> Stated task:
Sift the listing for lines that hold the string "where" and pull them out.

> Raw data:

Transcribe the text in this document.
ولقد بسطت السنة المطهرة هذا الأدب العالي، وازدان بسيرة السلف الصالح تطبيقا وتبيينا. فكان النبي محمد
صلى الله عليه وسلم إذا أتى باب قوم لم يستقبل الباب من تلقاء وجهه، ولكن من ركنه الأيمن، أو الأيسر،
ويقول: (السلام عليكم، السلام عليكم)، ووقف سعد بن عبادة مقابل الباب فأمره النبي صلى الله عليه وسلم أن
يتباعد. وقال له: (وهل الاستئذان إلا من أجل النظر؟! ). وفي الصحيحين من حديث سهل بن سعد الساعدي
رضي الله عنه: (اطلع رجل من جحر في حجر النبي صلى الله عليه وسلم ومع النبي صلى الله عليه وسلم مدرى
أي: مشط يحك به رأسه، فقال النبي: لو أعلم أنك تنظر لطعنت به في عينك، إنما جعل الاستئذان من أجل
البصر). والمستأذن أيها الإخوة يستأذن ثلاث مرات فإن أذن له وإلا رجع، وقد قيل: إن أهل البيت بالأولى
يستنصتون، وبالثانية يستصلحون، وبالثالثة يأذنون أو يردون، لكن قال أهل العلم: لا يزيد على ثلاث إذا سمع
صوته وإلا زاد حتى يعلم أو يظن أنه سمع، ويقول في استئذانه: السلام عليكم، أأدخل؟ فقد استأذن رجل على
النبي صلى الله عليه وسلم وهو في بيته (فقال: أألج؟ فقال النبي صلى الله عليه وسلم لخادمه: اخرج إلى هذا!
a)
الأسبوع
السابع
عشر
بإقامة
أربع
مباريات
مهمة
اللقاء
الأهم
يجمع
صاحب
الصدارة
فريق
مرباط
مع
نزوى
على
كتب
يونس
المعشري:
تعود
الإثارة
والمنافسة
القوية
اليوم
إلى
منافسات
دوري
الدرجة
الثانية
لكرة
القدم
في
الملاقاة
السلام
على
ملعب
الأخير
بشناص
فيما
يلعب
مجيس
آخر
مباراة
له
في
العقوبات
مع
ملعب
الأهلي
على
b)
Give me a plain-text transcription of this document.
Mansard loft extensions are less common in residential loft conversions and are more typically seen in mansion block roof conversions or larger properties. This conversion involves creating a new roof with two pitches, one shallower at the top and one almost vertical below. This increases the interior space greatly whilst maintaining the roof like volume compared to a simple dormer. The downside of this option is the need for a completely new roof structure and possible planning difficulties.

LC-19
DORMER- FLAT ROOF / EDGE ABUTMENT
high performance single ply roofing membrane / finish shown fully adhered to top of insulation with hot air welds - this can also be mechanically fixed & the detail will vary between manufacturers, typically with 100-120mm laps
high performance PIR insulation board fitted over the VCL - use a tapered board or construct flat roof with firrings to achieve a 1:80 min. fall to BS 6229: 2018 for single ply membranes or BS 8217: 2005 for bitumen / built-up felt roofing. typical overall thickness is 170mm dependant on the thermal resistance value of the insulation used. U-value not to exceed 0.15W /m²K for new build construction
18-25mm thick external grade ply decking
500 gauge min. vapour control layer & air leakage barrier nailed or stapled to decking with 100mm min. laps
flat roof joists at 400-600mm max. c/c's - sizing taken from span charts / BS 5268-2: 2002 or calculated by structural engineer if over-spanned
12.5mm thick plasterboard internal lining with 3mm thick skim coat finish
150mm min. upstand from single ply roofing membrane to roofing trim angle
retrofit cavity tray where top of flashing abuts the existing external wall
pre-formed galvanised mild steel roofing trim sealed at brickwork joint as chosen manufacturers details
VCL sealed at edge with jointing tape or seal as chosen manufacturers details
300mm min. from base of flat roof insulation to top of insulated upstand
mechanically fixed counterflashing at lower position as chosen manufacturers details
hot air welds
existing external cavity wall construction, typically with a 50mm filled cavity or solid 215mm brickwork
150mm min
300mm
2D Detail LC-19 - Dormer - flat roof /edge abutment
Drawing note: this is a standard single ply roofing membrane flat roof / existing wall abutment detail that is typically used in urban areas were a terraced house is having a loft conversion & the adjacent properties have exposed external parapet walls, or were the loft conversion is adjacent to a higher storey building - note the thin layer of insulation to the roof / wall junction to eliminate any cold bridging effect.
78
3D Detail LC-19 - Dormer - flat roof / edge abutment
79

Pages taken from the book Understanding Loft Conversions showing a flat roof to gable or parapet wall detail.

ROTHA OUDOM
==
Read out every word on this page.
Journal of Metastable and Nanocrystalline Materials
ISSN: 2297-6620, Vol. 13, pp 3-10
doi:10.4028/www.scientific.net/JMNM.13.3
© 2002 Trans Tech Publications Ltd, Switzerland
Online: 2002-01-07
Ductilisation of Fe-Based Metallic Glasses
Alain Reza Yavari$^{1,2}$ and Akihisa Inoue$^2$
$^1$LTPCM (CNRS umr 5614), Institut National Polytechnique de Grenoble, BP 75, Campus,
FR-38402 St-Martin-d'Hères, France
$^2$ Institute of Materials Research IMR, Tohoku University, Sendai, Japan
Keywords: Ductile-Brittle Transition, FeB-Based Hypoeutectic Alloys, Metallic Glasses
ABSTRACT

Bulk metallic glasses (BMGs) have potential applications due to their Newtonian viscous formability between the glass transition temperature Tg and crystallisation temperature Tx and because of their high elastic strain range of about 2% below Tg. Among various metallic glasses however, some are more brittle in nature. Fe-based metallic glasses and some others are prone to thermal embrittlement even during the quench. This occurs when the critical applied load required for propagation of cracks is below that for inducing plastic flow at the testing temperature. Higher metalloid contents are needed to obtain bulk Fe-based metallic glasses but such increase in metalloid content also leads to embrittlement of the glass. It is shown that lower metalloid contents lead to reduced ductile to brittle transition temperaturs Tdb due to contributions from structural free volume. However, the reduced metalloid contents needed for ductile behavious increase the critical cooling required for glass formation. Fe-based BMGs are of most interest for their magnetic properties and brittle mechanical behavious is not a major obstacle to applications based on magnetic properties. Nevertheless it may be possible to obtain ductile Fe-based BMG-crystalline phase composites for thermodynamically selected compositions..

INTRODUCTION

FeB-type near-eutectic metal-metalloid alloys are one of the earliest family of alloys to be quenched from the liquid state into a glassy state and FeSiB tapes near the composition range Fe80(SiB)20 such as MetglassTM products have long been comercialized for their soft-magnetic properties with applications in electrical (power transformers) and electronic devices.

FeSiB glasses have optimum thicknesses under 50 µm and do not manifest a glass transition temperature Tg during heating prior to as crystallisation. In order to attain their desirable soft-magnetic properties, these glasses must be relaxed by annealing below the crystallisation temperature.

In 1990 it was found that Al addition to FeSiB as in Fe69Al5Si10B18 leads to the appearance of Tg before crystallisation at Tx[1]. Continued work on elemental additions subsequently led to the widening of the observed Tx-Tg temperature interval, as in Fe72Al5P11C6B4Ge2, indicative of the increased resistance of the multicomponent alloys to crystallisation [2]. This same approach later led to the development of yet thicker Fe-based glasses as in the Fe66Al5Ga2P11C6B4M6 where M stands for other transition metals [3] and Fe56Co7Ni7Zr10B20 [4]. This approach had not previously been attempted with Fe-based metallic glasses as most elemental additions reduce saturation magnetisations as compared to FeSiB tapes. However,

> The result:
retrofit cavity tray where top of flashing abuts the existing external wall
In 1990 it was found that Al addition to FeSiB as in Fe69Al5Si10B18 leads to the appearance of Tg before crystallisation at Tx[1]. Continued work on elemental additions subsequently led to the widening of the observed Tx-Tg temperature interval, as in Fe72Al5P11C6B4Ge2, indicative of the increased resistance of the multicomponent alloys to crystallisation [2]. This same approach later led to the development of yet thicker Fe-based glasses as in the Fe66Al5Ga2P11C6B4M6 where M stands for other transition metals [3] and Fe56Co7Ni7Zr10B20 [4]. This approach had not previously been attempted with Fe-based metallic glasses as most elemental additions reduce saturation magnetisations as compared to FeSiB tapes. However,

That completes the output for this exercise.